> _What you are asked to do_
Scan the records below. List lines holding "this".
===== The input =====
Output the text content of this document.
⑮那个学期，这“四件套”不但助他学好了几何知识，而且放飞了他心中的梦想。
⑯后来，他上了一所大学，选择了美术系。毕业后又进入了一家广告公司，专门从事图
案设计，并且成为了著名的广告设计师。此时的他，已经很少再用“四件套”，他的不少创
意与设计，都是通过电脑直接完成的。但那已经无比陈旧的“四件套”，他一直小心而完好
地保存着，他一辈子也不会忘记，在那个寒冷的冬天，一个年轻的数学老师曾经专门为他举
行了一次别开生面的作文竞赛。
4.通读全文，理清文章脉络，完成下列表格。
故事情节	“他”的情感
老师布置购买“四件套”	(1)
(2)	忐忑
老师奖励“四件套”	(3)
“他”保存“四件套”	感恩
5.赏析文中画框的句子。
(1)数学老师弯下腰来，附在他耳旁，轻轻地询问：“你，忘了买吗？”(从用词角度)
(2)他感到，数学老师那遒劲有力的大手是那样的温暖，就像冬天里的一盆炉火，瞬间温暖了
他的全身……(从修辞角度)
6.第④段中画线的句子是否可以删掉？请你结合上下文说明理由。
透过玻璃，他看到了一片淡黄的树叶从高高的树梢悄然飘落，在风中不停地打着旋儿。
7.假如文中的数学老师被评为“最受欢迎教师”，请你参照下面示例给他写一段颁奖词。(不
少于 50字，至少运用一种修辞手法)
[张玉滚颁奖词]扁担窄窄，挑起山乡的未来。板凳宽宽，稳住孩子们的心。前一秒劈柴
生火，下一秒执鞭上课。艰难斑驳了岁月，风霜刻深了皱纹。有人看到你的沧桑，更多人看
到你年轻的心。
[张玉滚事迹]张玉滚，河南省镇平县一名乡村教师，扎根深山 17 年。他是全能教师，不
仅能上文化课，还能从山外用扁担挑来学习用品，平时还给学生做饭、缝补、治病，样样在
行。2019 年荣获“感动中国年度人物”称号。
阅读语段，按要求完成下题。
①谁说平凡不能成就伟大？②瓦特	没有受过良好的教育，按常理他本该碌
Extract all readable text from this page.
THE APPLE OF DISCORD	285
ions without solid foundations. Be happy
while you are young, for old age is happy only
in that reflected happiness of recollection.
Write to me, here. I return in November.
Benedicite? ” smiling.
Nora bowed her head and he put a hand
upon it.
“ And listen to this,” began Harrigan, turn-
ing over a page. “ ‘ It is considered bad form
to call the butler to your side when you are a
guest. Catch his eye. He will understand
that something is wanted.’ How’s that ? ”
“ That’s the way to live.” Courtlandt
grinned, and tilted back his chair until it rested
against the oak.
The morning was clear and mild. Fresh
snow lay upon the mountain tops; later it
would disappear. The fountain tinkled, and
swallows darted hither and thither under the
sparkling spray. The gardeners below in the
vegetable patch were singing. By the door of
=====
> _Exercise answer_
Output the text content of this document.
Extract all readable text from this page.
“ And listen to this,” began Harrigan, turn-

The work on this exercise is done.